Written exercise: The listing beneath should be written out in full, exactly as shown.

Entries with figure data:

################

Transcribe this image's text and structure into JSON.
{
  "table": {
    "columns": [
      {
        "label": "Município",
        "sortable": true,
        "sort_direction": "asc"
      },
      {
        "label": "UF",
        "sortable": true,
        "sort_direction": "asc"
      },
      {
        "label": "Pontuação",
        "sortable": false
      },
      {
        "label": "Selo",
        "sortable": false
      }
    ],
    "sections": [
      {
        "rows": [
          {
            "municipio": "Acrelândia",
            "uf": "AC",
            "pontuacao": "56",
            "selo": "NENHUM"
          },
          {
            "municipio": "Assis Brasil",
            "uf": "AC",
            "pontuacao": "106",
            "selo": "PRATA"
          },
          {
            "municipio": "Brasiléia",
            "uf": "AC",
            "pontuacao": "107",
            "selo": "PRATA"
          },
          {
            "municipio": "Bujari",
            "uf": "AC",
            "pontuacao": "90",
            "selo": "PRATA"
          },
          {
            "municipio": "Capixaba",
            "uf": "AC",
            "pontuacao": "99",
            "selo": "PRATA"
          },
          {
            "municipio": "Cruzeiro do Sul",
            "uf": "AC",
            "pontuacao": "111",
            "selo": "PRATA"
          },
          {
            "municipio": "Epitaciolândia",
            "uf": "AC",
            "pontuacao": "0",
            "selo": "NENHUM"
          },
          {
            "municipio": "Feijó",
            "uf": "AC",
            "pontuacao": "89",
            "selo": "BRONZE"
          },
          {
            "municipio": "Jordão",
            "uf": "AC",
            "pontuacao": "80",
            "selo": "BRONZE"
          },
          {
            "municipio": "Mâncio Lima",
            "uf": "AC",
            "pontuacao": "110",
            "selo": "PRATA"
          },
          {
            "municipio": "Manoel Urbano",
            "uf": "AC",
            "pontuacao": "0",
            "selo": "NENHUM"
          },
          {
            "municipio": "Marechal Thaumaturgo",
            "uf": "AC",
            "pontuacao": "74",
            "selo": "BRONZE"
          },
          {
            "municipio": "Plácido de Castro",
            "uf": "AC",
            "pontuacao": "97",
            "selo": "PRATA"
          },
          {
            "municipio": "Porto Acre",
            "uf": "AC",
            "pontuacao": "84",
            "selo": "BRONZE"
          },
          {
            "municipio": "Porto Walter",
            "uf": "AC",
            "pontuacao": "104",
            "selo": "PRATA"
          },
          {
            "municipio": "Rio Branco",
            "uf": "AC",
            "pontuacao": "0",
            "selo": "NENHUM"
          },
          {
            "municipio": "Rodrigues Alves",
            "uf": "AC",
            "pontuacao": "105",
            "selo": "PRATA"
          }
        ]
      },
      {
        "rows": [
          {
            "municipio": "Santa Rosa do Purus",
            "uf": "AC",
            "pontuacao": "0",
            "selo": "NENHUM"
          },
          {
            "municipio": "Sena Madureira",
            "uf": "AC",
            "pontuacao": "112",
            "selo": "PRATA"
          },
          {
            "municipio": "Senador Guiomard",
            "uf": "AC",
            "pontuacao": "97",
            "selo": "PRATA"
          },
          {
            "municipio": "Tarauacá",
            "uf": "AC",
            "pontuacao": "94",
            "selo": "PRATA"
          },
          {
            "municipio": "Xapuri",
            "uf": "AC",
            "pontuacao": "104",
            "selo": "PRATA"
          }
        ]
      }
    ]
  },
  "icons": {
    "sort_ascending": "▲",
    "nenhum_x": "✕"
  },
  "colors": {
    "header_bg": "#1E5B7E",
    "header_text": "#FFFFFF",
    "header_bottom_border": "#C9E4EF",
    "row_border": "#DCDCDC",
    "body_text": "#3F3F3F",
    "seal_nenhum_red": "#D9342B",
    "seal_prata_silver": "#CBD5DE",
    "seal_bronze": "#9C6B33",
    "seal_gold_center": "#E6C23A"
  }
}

################

Worked answer:
Transcribe this image's text and structure into JSON.
{
  "table": {
    "columns": [
      {
        "label": "Município",
        "sortable": true,
        "sort_direction": "asc"
      },
      {
        "label": "UF",
        "sortable": true,
        "sort_direction": "asc"
      },
      {
        "label": "Pontuação",
        "sortable": false
      },
      {
        "label": "Selo",
        "sortable": false
      }
    ],
    "sections": [
      {
        "rows": [
          {
            "municipio": "Acrelândia",
            "uf": "AC",
            "pontuacao": "56",
            "selo": "NENHUM"
          },
          {
            "municipio": "Assis Brasil",
            "uf": "AC",
            "pontuacao": "106",
            "selo": "PRATA"
          },
          {
            "municipio": "Brasiléia",
            "uf": "AC",
            "pontuacao": "107",
            "selo": "PRATA"
          },
          {
            "municipio": "Bujari",
            "uf": "AC",
            "pontuacao": "90",
            "selo": "PRATA"
          },
          {
            "municipio": "Capixaba",
            "uf": "AC",
            "pontuacao": "99",
            "selo": "PRATA"
          },
          {
            "municipio": "Cruzeiro do Sul",
            "uf": "AC",
            "pontuacao": "111",
            "selo": "PRATA"
          },
          {
            "municipio": "Epitaciolândia",
            "uf": "AC",
            "pontuacao": "0",
            "selo": "NENHUM"
          },
          {
            "municipio": "Feijó",
            "uf": "AC",
            "pontuacao": "89",
            "selo": "BRONZE"
          },
          {
            "municipio": "Jordão",
            "uf": "AC",
            "pontuacao": "80",
            "selo": "BRONZE"
          },
          {
            "municipio": "Mâncio Lima",
            "uf": "AC",
            "pontuacao": "110",
            "selo": "PRATA"
          },
          {
            "municipio": "Manoel Urbano",
            "uf": "AC",
            "pontuacao": "0",
            "selo": "NENHUM"
          },
          {
            "municipio": "Marechal Thaumaturgo",
            "uf": "AC",
            "pontuacao": "74",
            "selo": "BRONZE"
          },
          {
            "municipio": "Plácido de Castro",
            "uf": "AC",
            "pontuacao": "97",
            "selo": "PRATA"
          },
          {
            "municipio": "Porto Acre",
            "uf": "AC",
            "pontuacao": "84",
            "selo": "BRONZE"
          },
          {
            "municipio": "Porto Walter",
            "uf": "AC",
            "pontuacao": "104",
            "selo": "PRATA"
          },
          {
            "municipio": "Rio Branco",
            "uf": "AC",
            "pontuacao": "0",
            "selo": "NENHUM"
          },
          {
            "municipio": "Rodrigues Alves",
            "uf": "AC",
            "pontuacao": "105",
            "selo": "PRATA"
          }
        ]
      },
      {
        "rows": [
          {
            "municipio": "Santa Rosa do Purus",
            "uf": "AC",
            "pontuacao": "0",
            "selo": "NENHUM"
          },
          {
            "municipio": "Sena Madureira",
            "uf": "AC",
            "pontuacao": "112",
            "selo": "PRATA"
          },
          {
            "municipio": "Senador Guiomard",
            "uf": "AC",
            "pontuacao": "97",
            "selo": "PRATA"
          },
          {
            "municipio": "Tarauacá",
            "uf": "AC",
            "pontuacao": "94",
            "selo": "PRATA"
          },
          {
            "municipio": "Xapuri",
            "uf": "AC",
            "pontuacao": "104",
            "selo": "PRATA"
          }
        ]
      }
    ]
  },
  "icons": {
    "sort_ascending": "▲",
    "nenhum_x": "✕"
  },
  "colors": {
    "header_bg": "#1E5B7E",
    "header_text": "#FFFFFF",
    "header_bottom_border": "#C9E4EF",
    "row_border": "#DCDCDC",
    "body_text": "#3F3F3F",
    "seal_nenhum_red": "#D9342B",
    "seal_prata_silver": "#CBD5DE",
    "seal_bronze": "#9C6B33",
    "seal_gold_center": "#E6C23A"
  }
}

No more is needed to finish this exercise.